MATERIAL.
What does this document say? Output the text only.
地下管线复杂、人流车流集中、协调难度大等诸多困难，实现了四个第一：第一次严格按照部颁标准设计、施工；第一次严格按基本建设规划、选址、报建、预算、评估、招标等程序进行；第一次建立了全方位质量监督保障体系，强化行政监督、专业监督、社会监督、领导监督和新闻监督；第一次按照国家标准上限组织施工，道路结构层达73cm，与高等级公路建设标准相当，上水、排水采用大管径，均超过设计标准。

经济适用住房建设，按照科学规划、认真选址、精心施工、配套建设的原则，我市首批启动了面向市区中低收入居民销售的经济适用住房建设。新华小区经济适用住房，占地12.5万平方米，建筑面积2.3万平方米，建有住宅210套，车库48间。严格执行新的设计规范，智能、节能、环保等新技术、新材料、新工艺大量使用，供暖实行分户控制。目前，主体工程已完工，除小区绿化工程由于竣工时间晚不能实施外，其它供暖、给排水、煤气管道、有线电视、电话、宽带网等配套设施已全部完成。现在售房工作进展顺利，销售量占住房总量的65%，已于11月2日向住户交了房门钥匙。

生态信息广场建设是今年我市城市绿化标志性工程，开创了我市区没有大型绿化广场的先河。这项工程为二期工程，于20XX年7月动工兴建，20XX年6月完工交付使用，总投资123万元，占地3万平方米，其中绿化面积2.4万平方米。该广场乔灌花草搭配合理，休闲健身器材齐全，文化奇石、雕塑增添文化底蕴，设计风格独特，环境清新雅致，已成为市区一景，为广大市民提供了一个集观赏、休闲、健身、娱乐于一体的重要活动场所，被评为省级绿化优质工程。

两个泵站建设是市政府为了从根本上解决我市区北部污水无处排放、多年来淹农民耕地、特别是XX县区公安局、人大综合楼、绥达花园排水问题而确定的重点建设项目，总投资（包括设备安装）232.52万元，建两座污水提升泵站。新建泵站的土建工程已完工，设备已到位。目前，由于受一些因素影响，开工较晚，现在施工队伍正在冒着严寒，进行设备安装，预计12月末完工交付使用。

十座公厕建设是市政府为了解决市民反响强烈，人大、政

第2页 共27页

INSTRUCTION.
Retype the entries exactly, including every line.

SOLUTION BELOW.
What does this document say? Output the text only.
地下管线复杂、人流车流集中、协调难度大等诸多困难，实现了四个第一：第一次严格按照部颁标准设计、施工；第一次严格按基本建设规划、选址、报建、预算、评估、招标等程序进行；第一次建立了全方位质量监督保障体系，强化行政监督、专业监督、社会监督、领导监督和新闻监督；第一次按照国家标准上限组织施工，道路结构层达73cm，与高等级公路建设标准相当，上水、排水采用大管径，均超过设计标准。

经济适用住房建设，按照科学规划、认真选址、精心施工、配套建设的原则，我市首批启动了面向市区中低收入居民销售的经济适用住房建设。新华小区经济适用住房，占地12.5万平方米，建筑面积2.3万平方米，建有住宅210套，车库48间。严格执行新的设计规范，智能、节能、环保等新技术、新材料、新工艺大量使用，供暖实行分户控制。目前，主体工程已完工，除小区绿化工程由于竣工时间晚不能实施外，其它供暖、给排水、煤气管道、有线电视、电话、宽带网等配套设施已全部完成。现在售房工作进展顺利，销售量占住房总量的65%，已于11月2日向住户交了房门钥匙。

生态信息广场建设是今年我市城市绿化标志性工程，开创了我市区没有大型绿化广场的先河。这项工程为二期工程，于20XX年7月动工兴建，20XX年6月完工交付使用，总投资123万元，占地3万平方米，其中绿化面积2.4万平方米。该广场乔灌花草搭配合理，休闲健身器材齐全，文化奇石、雕塑增添文化底蕴，设计风格独特，环境清新雅致，已成为市区一景，为广大市民提供了一个集观赏、休闲、健身、娱乐于一体的重要活动场所，被评为省级绿化优质工程。

两个泵站建设是市政府为了从根本上解决我市区北部污水无处排放、多年来淹农民耕地、特别是XX县区公安局、人大综合楼、绥达花园排水问题而确定的重点建设项目，总投资（包括设备安装）232.52万元，建两座污水提升泵站。新建泵站的土建工程已完工，设备已到位。目前，由于受一些因素影响，开工较晚，现在施工队伍正在冒着严寒，进行设备安装，预计12月末完工交付使用。

十座公厕建设是市政府为了解决市民反响强烈，人大、政

第2页 共27页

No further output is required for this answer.